* start *
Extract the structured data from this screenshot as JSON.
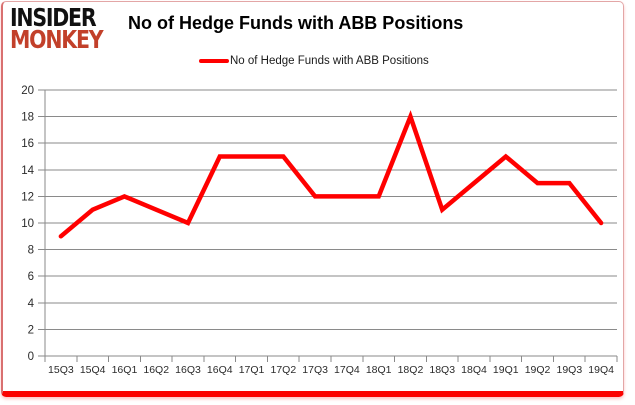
{
  "page": {
    "background_color": "#ffffff",
    "frame_border_color": "#e3a6a6",
    "frame_bottom_bar_color": "#fb0200"
  },
  "logo": {
    "line1": "INSIDER",
    "line2": "MONKEY",
    "line1_color": "#111111",
    "line2_color": "#c2402a"
  },
  "header": {
    "title": "No of Hedge Funds with ABB Positions"
  },
  "legend": {
    "label": "No of Hedge Funds with ABB Positions",
    "marker_color": "#ff0000"
  },
  "chart_data": {
    "type": "line",
    "title": "No of Hedge Funds with ABB Positions",
    "categories": [
      "15Q3",
      "15Q4",
      "16Q1",
      "16Q2",
      "16Q3",
      "16Q4",
      "17Q1",
      "17Q2",
      "17Q3",
      "17Q4",
      "18Q1",
      "18Q2",
      "18Q3",
      "18Q4",
      "19Q1",
      "19Q2",
      "19Q3",
      "19Q4"
    ],
    "series": [
      {
        "name": "No of Hedge Funds with ABB Positions",
        "color": "#ff0000",
        "values": [
          9,
          11,
          12,
          11,
          10,
          15,
          15,
          15,
          12,
          12,
          12,
          18,
          11,
          13,
          15,
          13,
          13,
          10
        ]
      }
    ],
    "xlabel": "",
    "ylabel": "",
    "ylim": [
      0,
      20
    ],
    "yticks": [
      0,
      2,
      4,
      6,
      8,
      10,
      12,
      14,
      16,
      18,
      20
    ],
    "grid": true,
    "gridline_color": "#8a8a8a",
    "axis_color": "#8a8a8a",
    "tick_label_color": "#2b2b2b",
    "legend_position": "top"
  }
}
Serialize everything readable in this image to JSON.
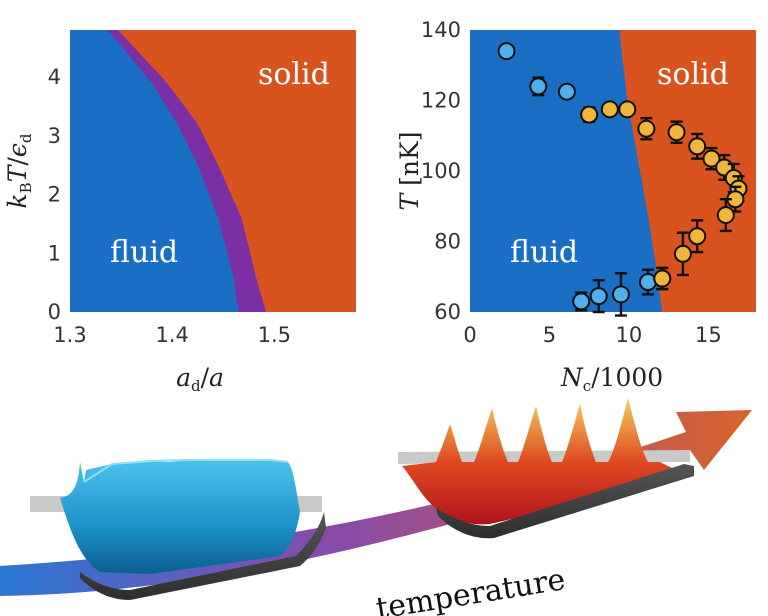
{
  "colors": {
    "fluid": "#1a6fc4",
    "solid": "#d9531e",
    "intermediate": "#7b2fa5",
    "point_fluid": "#4fb0ea",
    "point_solid": "#f0b63c",
    "arrow_start": "#2a76d2",
    "arrow_mid": "#8a4aa8",
    "arrow_end": "#d9632a"
  },
  "arrow_label": "temperature",
  "chart_data": [
    {
      "type": "area",
      "xlabel": "a_d/a",
      "ylabel": "k_B T/ε_d",
      "xlim": [
        1.3,
        1.58
      ],
      "ylim": [
        0,
        4.8
      ],
      "xticks": [
        "1.3",
        "1.4",
        "1.5"
      ],
      "yticks": [
        "0",
        "1",
        "2",
        "3",
        "4"
      ],
      "regions": [
        "fluid",
        "solid"
      ],
      "boundary_fluid": [
        [
          1.337,
          4.8
        ],
        [
          1.38,
          3.9
        ],
        [
          1.405,
          3.2
        ],
        [
          1.425,
          2.5
        ],
        [
          1.445,
          1.6
        ],
        [
          1.46,
          0.6
        ],
        [
          1.465,
          0
        ]
      ],
      "boundary_solid": [
        [
          1.347,
          4.8
        ],
        [
          1.395,
          3.9
        ],
        [
          1.425,
          3.2
        ],
        [
          1.445,
          2.5
        ],
        [
          1.468,
          1.6
        ],
        [
          1.482,
          0.6
        ],
        [
          1.492,
          0
        ]
      ]
    },
    {
      "type": "scatter",
      "xlabel": "N_c/1000",
      "ylabel": "T [nK]",
      "xlim": [
        0,
        18
      ],
      "ylim": [
        60,
        140
      ],
      "xticks": [
        "0",
        "5",
        "10",
        "15"
      ],
      "yticks": [
        "60",
        "80",
        "100",
        "120",
        "140"
      ],
      "regions": [
        "fluid",
        "solid"
      ],
      "boundary": [
        [
          9.4,
          140
        ],
        [
          9.9,
          120
        ],
        [
          10.7,
          100
        ],
        [
          11.3,
          85
        ],
        [
          11.8,
          70
        ],
        [
          12.1,
          60
        ]
      ],
      "fluid_points": [
        {
          "x": 2.3,
          "y": 134,
          "err": 1.5
        },
        {
          "x": 4.3,
          "y": 124,
          "err": 2.5
        },
        {
          "x": 6.1,
          "y": 122.5,
          "err": 1.0
        },
        {
          "x": 7.0,
          "y": 63,
          "err": 2.5
        },
        {
          "x": 8.1,
          "y": 64.5,
          "err": 4.5
        },
        {
          "x": 9.5,
          "y": 65,
          "err": 6.0
        },
        {
          "x": 11.2,
          "y": 68.5,
          "err": 3.5
        },
        {
          "x": 12.1,
          "y": 69.5,
          "err": 3.0
        }
      ],
      "solid_points": [
        {
          "x": 7.5,
          "y": 116,
          "err": 2.0
        },
        {
          "x": 8.8,
          "y": 117.5,
          "err": 1.0
        },
        {
          "x": 9.9,
          "y": 117.5,
          "err": 1.0
        },
        {
          "x": 11.1,
          "y": 112,
          "err": 3.0
        },
        {
          "x": 13.0,
          "y": 111,
          "err": 3.0
        },
        {
          "x": 14.3,
          "y": 107,
          "err": 3.5
        },
        {
          "x": 15.2,
          "y": 103.5,
          "err": 3.0
        },
        {
          "x": 16.0,
          "y": 101,
          "err": 3.5
        },
        {
          "x": 16.6,
          "y": 98,
          "err": 4.0
        },
        {
          "x": 16.9,
          "y": 95,
          "err": 3.5
        },
        {
          "x": 16.7,
          "y": 92,
          "err": 3.5
        },
        {
          "x": 16.1,
          "y": 87.5,
          "err": 4.5
        },
        {
          "x": 14.3,
          "y": 81.5,
          "err": 4.5
        },
        {
          "x": 13.4,
          "y": 76.5,
          "err": 6.0
        },
        {
          "x": 12.1,
          "y": 69.5,
          "err": 3.0
        }
      ]
    }
  ]
}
* end *
GOAL: Copy each line above containing the string "JSON".

SOLVED PROBLEM:
Extract the structured data from this screenshot as JSON.
Serialize everything readable in this image to JSON.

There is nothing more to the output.